## [Dataset]
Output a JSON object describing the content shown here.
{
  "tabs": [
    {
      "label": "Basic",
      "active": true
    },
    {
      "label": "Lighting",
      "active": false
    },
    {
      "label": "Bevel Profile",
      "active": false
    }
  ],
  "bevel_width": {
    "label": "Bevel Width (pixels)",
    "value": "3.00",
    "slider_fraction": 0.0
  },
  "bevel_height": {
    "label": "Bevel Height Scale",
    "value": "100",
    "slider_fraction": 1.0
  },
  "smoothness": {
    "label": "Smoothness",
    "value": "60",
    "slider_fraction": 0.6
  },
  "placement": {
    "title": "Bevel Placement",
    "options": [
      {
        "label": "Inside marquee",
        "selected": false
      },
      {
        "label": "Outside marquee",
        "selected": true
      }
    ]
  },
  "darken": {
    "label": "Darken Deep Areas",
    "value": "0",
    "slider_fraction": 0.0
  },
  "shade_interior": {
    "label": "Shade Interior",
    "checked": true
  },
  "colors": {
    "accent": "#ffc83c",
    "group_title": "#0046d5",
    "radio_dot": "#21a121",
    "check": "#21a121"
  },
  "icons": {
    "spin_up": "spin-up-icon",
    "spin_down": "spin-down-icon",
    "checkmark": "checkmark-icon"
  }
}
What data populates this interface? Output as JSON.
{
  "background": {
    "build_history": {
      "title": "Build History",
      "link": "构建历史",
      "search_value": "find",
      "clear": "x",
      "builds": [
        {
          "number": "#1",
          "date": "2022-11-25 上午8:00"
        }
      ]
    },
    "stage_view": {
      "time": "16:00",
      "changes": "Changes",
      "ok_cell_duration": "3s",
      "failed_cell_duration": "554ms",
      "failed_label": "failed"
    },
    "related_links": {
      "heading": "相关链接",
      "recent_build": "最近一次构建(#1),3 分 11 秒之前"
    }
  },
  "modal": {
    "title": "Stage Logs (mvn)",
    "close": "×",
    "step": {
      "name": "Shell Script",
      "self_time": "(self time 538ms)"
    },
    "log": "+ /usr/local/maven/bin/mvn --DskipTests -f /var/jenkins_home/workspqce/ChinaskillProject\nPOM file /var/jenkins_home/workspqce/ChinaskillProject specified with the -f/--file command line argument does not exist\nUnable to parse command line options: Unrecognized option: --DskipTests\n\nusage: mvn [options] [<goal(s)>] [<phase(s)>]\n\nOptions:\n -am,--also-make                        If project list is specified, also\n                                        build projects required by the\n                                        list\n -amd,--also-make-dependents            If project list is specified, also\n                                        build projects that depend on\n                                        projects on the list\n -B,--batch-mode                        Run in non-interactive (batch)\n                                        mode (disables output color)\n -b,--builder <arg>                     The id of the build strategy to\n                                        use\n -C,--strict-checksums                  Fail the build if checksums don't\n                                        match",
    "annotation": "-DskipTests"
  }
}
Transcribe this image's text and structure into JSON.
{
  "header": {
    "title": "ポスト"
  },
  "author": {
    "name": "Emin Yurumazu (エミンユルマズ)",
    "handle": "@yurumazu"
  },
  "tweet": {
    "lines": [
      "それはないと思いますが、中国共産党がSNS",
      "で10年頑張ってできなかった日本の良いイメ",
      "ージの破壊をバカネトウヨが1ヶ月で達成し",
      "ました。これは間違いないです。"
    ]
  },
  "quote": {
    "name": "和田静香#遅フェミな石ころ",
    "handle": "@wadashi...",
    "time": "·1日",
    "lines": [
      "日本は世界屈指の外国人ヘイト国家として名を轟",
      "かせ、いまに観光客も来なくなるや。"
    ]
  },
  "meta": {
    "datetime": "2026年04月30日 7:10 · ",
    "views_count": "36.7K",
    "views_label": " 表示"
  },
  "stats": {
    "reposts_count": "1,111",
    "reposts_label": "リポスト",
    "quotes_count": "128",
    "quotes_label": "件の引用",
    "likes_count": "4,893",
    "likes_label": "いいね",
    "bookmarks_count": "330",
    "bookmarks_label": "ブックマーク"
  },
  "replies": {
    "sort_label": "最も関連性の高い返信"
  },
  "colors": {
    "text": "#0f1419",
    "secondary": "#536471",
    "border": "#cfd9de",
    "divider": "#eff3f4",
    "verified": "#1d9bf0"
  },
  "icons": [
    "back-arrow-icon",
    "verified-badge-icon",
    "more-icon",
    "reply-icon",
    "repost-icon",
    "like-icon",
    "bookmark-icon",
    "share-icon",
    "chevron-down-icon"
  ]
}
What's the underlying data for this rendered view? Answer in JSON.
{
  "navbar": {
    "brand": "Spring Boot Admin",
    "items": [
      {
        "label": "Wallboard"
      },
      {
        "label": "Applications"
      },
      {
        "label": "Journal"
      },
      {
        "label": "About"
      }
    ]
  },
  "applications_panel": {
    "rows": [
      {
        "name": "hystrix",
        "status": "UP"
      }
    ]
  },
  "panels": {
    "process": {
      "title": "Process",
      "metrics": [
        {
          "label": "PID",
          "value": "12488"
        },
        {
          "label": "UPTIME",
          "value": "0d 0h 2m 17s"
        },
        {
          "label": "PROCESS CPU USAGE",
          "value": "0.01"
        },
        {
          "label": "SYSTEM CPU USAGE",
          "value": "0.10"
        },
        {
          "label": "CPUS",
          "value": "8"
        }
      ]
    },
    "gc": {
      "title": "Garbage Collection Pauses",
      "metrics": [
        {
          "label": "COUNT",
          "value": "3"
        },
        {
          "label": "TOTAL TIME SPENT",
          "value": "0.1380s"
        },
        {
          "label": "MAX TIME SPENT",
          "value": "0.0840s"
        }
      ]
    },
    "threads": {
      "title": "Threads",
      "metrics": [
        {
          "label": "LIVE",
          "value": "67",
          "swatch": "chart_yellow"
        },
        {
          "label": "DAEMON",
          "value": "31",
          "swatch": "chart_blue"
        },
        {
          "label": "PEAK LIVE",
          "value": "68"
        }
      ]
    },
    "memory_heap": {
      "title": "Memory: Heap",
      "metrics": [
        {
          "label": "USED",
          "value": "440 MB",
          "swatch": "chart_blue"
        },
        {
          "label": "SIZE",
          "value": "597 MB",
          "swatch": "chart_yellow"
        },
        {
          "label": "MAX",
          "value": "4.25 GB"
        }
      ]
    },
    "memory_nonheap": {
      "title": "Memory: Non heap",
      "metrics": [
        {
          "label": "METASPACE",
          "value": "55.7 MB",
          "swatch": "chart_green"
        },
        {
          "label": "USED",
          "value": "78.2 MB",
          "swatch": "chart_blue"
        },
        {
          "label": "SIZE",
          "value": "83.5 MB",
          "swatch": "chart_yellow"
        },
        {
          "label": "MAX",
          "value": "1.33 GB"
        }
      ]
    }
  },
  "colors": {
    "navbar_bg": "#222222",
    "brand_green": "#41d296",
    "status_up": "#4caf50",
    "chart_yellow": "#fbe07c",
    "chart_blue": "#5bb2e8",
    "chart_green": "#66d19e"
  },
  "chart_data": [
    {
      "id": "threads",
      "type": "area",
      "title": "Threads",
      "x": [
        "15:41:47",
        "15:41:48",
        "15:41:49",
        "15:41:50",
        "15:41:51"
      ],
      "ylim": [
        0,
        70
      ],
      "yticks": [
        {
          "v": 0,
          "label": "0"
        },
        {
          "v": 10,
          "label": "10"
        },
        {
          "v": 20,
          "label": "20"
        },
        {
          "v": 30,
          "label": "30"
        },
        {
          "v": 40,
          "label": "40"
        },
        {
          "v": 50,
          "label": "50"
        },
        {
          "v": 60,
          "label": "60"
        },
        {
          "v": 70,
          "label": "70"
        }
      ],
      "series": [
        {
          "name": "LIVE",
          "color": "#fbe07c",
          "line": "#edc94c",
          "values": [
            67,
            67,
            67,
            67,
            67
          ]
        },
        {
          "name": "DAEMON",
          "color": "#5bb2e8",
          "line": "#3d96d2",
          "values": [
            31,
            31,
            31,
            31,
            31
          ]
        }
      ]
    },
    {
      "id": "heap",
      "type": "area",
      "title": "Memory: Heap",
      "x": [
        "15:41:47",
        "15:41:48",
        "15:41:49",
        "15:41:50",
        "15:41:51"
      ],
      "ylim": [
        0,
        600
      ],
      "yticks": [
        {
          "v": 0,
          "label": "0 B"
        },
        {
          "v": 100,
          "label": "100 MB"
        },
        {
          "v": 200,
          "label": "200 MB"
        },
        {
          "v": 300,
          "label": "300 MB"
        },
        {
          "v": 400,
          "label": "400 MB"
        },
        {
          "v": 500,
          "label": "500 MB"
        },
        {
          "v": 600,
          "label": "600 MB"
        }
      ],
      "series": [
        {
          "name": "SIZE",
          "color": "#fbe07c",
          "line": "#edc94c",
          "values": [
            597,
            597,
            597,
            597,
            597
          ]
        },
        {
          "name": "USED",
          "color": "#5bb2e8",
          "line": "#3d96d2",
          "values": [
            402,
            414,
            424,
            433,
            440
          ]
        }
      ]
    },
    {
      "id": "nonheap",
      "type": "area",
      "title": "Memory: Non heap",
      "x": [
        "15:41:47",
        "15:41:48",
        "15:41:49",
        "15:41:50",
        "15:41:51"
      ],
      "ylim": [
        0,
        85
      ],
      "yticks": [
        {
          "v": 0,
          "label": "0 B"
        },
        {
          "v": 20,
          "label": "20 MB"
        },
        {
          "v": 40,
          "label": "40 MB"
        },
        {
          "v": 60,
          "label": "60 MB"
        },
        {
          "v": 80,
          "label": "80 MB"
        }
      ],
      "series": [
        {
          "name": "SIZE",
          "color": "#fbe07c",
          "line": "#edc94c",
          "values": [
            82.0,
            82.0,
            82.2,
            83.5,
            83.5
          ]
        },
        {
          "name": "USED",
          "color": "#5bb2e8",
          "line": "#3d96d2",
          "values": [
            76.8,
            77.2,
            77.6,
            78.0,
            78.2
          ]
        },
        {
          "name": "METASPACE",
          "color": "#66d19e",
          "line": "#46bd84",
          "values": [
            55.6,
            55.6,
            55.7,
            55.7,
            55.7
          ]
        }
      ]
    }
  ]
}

## [Problem to solve]
Gather from the data above every line with the string "spin".

## [The answer]
    "spin_up": "spin-up-icon",
    "spin_down": "spin-down-icon",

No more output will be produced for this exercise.